## PROBLEM TO WORK ON
Separate out the lines that hold "into".

....

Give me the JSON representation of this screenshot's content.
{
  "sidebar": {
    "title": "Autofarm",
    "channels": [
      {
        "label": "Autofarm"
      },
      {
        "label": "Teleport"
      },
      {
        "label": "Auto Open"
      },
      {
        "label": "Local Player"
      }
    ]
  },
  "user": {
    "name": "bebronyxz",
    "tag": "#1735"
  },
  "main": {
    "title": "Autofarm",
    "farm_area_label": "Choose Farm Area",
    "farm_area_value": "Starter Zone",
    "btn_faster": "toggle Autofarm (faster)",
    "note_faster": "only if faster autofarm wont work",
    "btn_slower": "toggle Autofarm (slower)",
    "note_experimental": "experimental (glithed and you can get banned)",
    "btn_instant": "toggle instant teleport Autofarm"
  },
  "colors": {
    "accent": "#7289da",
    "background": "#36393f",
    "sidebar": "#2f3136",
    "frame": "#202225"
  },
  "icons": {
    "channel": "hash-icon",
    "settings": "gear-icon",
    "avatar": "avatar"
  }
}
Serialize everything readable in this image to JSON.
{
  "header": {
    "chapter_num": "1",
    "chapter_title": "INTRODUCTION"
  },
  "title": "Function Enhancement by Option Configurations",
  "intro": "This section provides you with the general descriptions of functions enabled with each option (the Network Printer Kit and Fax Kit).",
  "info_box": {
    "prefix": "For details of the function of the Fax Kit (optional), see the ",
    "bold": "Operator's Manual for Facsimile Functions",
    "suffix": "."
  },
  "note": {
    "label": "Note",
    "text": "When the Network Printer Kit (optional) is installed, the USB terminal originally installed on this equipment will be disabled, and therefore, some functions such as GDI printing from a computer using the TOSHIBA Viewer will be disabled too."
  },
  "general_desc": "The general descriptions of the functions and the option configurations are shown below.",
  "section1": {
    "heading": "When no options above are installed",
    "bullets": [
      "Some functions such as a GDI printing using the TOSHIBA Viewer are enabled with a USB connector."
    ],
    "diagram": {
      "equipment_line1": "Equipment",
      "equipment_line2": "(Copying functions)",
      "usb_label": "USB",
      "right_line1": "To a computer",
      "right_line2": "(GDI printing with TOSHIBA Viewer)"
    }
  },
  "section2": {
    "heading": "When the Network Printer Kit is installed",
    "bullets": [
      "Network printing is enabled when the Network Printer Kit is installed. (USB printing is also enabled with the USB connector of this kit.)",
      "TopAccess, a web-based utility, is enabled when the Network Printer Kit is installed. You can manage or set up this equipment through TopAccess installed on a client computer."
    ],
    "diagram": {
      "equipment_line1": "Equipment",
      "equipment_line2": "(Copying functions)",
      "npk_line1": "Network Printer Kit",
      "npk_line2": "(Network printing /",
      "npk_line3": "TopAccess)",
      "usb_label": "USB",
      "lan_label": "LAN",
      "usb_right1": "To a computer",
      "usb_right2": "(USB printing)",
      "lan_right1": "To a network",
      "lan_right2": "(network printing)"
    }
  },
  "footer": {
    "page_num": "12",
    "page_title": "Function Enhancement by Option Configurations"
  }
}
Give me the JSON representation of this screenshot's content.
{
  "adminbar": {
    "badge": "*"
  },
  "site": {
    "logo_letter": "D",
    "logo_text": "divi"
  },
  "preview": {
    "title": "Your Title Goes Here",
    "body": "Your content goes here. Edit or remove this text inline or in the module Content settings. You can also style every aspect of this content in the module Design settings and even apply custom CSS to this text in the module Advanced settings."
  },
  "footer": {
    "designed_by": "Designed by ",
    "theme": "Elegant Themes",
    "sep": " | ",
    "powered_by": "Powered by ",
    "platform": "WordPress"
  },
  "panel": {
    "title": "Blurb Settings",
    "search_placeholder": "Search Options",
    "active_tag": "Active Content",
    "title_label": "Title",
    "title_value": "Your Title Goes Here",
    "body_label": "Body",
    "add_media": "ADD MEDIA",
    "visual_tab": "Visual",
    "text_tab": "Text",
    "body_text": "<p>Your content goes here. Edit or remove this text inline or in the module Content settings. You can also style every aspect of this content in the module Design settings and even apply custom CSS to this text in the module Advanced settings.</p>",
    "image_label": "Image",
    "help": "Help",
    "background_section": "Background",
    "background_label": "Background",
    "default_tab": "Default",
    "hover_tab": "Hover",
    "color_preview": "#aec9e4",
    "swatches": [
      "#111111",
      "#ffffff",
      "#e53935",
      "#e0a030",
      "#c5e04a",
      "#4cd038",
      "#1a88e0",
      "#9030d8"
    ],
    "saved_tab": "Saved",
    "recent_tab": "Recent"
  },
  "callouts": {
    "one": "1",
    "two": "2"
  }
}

....

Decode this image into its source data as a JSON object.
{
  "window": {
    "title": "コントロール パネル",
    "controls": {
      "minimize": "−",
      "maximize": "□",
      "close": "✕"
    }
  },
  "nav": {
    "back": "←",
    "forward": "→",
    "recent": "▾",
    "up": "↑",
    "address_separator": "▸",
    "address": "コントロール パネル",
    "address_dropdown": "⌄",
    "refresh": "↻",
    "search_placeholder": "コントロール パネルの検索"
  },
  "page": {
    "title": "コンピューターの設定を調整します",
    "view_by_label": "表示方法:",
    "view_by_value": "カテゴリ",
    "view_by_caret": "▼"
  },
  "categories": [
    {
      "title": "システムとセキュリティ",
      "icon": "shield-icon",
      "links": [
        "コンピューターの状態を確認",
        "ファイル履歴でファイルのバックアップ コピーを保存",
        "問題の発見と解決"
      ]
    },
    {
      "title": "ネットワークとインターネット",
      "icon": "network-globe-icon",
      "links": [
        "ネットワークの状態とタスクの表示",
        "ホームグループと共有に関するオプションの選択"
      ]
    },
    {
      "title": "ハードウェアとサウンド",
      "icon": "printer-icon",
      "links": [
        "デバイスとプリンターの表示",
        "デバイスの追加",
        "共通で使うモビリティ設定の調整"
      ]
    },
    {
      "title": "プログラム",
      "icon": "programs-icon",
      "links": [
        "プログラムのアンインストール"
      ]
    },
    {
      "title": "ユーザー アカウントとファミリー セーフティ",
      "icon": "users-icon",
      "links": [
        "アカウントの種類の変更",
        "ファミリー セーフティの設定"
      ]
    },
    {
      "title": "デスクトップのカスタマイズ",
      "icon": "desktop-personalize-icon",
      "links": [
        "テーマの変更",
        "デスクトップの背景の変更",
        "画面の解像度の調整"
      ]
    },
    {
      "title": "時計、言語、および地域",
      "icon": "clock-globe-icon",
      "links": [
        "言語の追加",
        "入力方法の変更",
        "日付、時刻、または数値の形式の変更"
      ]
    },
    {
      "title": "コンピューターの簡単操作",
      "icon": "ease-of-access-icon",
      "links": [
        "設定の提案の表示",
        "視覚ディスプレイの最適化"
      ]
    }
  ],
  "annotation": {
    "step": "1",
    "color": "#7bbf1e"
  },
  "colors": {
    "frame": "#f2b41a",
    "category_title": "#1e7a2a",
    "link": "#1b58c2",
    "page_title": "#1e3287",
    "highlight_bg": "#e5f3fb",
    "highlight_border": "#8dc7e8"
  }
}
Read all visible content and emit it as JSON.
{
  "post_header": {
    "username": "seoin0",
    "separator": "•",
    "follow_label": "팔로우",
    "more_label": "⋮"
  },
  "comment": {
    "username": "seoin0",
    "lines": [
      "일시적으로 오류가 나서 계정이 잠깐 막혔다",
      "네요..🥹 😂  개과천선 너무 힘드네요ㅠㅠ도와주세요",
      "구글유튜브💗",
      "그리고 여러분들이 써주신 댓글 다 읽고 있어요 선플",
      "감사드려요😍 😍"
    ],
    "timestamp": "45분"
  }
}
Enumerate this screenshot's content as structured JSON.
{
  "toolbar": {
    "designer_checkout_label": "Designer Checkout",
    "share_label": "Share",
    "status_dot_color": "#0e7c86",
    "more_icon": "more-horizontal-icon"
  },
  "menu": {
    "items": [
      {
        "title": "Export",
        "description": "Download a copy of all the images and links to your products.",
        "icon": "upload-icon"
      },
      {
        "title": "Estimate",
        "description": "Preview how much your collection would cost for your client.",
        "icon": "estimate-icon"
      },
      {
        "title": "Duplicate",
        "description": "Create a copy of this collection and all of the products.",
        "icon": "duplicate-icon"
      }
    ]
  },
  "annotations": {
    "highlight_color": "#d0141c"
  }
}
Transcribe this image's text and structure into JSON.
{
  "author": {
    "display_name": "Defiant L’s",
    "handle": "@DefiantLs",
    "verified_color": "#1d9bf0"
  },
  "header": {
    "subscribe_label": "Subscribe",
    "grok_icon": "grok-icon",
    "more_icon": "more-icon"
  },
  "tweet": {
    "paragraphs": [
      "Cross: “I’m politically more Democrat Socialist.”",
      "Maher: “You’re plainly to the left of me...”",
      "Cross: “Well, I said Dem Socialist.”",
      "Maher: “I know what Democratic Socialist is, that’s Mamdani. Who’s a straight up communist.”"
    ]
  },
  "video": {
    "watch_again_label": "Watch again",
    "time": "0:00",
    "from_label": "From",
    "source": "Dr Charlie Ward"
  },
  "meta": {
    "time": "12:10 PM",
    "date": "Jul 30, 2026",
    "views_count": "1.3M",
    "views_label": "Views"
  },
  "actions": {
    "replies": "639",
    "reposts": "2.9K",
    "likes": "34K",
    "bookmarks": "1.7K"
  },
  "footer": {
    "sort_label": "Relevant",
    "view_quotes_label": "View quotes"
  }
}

....

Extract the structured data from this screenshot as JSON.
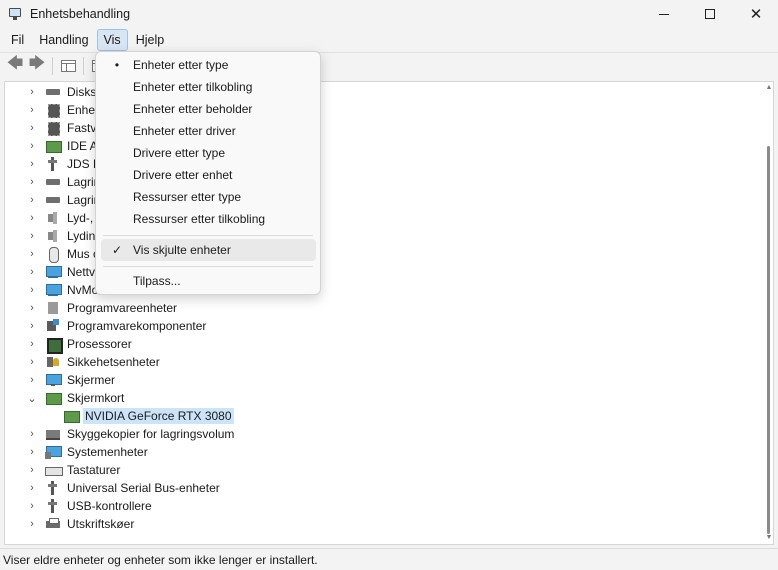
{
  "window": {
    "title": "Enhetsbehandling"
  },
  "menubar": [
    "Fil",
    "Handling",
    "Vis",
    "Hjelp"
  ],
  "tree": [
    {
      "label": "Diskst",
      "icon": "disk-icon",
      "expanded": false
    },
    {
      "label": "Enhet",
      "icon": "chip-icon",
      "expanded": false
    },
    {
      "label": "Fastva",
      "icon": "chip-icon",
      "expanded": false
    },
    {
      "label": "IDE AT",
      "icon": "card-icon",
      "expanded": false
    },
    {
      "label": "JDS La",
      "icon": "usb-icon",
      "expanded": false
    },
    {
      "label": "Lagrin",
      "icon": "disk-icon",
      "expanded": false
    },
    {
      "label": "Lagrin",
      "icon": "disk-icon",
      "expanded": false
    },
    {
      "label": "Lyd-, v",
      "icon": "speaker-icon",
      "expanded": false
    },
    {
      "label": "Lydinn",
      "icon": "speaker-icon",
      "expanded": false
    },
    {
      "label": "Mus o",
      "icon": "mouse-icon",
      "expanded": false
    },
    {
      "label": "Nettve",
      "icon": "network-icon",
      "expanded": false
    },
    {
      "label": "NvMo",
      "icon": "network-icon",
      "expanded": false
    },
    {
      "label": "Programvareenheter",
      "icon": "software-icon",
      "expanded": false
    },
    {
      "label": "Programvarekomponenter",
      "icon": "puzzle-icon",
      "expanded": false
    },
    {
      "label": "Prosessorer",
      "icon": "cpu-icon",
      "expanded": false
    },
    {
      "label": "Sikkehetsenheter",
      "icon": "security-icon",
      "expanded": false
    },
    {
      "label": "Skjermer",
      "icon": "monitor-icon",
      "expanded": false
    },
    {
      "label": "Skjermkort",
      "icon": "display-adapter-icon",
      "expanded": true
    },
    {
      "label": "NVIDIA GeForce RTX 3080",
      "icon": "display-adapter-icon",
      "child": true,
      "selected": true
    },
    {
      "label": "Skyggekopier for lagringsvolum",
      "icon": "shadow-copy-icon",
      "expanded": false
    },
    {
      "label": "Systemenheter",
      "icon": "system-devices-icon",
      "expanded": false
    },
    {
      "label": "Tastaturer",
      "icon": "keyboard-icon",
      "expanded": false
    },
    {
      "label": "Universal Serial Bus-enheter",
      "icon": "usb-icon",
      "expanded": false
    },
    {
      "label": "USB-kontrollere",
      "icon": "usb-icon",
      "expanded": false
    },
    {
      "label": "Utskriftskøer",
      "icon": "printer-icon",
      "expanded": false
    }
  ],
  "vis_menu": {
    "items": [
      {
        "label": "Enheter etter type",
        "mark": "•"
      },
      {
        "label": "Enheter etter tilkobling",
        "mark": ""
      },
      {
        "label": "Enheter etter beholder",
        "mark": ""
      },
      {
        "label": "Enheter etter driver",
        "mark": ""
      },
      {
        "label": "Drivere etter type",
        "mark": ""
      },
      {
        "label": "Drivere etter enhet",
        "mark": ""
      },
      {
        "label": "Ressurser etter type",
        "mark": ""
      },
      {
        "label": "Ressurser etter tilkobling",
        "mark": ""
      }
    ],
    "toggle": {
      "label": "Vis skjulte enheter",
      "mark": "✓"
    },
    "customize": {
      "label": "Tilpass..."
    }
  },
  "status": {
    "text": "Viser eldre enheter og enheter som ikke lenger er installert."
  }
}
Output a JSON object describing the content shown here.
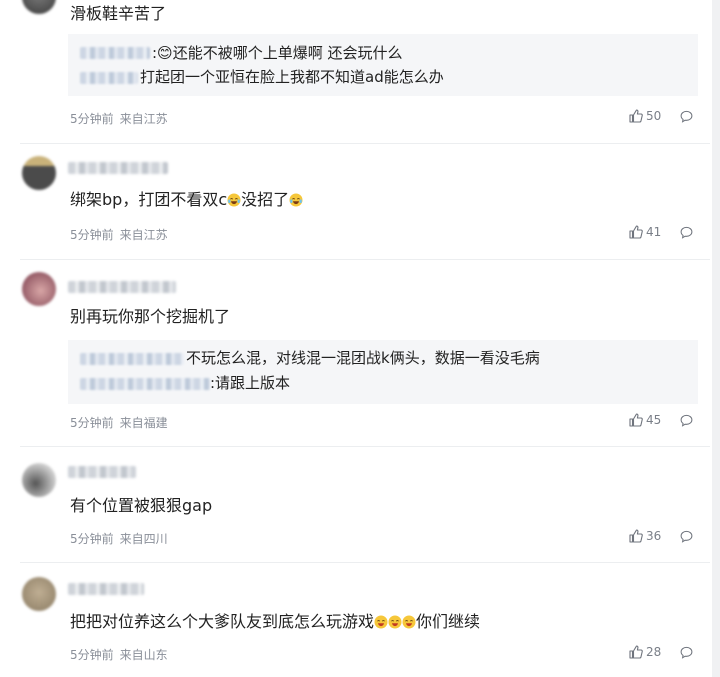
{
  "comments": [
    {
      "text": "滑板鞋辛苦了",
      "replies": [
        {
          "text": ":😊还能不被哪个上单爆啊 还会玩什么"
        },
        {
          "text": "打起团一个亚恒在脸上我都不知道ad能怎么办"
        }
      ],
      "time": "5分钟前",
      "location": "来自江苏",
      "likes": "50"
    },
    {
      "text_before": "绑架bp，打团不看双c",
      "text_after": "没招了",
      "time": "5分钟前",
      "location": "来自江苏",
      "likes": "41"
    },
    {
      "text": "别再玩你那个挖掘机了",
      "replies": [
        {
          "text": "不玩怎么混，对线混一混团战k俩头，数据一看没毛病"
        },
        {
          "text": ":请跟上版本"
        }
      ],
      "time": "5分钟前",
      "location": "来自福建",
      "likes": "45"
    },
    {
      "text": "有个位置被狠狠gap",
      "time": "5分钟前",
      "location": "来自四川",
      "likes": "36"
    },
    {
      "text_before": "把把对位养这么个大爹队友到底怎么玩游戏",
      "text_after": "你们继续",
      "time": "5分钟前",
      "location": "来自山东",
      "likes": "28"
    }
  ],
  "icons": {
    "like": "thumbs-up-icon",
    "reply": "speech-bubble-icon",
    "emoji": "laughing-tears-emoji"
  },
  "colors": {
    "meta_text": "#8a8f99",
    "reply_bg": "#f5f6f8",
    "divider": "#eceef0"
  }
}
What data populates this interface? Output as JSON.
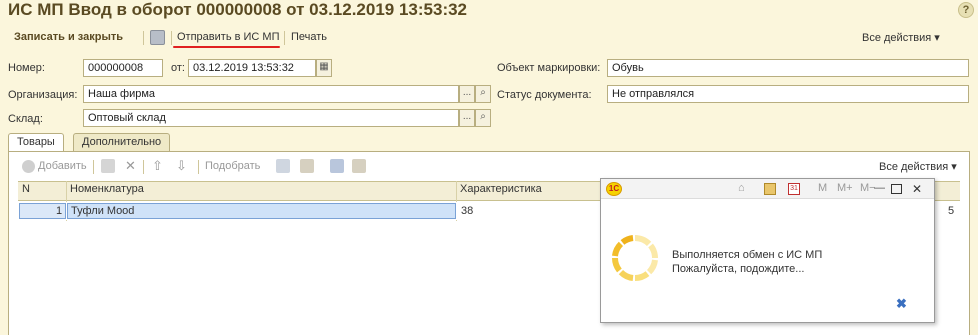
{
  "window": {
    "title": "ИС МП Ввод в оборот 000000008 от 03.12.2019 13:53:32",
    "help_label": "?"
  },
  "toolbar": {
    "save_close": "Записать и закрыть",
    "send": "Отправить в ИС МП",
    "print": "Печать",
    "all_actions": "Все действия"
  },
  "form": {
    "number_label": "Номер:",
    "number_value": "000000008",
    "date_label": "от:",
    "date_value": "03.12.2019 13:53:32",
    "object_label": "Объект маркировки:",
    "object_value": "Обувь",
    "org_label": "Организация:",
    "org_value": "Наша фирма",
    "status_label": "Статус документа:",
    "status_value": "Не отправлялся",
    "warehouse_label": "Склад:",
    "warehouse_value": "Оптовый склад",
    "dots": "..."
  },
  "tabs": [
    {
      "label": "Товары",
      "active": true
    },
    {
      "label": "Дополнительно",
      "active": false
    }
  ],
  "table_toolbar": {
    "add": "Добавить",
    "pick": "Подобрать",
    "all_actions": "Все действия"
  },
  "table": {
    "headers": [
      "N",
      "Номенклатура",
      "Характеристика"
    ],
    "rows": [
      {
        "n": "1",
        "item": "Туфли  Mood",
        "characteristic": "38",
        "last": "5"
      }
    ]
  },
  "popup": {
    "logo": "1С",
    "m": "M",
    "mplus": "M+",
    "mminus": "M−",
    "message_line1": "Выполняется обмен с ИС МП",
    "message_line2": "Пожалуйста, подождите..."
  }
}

....

## SOLUTION TO THE EXERCISE
Decode this image into its source data as a JSON object.
Transcribe this image's text and structure into JSON.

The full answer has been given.